Given problem: Locate the lines where "which" occurs and copy them as they stand.

Items listed in a dataset
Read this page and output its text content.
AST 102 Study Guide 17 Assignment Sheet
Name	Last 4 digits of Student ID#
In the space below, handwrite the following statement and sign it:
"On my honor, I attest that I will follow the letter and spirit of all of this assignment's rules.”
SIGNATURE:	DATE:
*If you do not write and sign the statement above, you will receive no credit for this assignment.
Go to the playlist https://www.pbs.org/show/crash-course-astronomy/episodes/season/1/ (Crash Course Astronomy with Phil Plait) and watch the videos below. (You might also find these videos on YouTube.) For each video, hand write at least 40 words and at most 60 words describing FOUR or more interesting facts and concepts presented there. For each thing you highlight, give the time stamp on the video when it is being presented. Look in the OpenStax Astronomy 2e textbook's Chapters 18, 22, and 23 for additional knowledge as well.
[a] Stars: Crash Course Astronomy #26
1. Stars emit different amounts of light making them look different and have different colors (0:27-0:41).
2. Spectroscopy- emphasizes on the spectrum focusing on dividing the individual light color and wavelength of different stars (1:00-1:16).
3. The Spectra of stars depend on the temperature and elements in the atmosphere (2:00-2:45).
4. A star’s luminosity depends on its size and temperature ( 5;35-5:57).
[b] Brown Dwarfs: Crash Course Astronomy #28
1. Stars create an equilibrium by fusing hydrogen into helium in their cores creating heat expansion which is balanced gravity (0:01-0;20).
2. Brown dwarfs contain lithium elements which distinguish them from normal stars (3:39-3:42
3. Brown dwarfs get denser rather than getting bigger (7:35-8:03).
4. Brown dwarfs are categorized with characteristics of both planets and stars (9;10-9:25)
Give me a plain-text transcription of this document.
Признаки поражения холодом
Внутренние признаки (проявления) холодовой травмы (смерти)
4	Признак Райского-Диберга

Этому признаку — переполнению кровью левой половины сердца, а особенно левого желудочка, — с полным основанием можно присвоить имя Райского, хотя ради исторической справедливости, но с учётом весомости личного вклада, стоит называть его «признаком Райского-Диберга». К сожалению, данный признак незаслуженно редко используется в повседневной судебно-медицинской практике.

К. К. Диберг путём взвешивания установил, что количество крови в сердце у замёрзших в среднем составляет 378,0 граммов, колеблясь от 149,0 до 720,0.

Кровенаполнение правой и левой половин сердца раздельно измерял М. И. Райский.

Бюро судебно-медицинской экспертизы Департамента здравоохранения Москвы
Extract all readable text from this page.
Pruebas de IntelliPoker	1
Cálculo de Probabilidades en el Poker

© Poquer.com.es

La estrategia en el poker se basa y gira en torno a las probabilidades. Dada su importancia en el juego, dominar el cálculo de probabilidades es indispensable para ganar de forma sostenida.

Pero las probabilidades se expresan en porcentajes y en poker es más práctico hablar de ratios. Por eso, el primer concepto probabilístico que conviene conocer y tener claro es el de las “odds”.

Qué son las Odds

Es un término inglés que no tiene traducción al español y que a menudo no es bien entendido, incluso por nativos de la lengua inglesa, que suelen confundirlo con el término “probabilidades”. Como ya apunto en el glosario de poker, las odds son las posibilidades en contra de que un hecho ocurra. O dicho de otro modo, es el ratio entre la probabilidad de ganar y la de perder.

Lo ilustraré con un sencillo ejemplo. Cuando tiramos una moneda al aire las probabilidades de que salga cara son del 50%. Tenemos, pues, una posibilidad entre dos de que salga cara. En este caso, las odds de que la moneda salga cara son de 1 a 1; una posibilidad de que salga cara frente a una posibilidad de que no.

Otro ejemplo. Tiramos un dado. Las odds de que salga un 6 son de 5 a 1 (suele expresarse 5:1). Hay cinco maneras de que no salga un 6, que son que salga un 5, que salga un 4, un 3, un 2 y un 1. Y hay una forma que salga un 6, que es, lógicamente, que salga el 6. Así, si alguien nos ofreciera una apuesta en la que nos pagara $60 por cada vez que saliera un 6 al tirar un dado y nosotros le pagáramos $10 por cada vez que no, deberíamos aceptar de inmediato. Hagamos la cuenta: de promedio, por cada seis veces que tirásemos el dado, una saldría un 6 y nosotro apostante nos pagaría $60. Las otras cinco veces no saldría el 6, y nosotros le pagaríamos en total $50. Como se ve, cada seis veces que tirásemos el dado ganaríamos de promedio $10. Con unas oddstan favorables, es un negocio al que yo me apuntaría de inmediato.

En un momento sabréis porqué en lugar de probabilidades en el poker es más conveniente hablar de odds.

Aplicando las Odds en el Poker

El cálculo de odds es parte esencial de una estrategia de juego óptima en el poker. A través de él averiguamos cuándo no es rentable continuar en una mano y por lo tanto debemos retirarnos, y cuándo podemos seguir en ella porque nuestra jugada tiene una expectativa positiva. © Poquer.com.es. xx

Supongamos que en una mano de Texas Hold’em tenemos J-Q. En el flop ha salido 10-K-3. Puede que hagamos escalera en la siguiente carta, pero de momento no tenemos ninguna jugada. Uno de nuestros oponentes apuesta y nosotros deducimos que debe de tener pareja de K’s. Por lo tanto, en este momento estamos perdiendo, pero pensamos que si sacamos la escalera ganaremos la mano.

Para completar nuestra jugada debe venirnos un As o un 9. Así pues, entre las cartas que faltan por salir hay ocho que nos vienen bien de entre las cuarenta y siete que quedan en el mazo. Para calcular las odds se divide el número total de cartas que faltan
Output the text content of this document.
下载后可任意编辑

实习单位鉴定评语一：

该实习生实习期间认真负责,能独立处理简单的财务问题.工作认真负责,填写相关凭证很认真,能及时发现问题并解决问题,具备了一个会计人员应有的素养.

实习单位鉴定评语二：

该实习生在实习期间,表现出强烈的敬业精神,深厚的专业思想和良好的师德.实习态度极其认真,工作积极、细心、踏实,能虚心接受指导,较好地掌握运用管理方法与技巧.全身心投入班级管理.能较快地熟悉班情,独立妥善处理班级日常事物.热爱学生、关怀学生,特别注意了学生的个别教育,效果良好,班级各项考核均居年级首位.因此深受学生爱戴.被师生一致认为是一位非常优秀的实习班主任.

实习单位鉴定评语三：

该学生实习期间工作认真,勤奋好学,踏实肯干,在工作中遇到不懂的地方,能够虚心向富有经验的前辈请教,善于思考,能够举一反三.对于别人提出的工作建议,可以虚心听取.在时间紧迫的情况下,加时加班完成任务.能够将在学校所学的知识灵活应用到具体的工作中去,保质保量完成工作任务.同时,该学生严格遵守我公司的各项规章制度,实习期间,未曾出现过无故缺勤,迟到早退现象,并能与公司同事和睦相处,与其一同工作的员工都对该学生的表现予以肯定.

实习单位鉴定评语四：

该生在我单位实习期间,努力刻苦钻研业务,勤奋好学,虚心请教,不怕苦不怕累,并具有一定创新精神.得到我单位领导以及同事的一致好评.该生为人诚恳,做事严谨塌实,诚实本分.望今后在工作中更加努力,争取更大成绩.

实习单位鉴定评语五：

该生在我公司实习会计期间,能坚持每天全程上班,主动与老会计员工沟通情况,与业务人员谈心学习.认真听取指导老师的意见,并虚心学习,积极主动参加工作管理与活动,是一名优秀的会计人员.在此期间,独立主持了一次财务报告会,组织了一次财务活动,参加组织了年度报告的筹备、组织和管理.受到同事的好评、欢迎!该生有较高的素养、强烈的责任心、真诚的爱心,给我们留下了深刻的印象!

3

Answer for the task:
1. Stars create an equilibrium by fusing hydrogen into helium in their cores creating heat expansion which is balanced gravity (0:01-0;20).
2. Brown dwarfs contain lithium elements which distinguish them from normal stars (3:39-3:42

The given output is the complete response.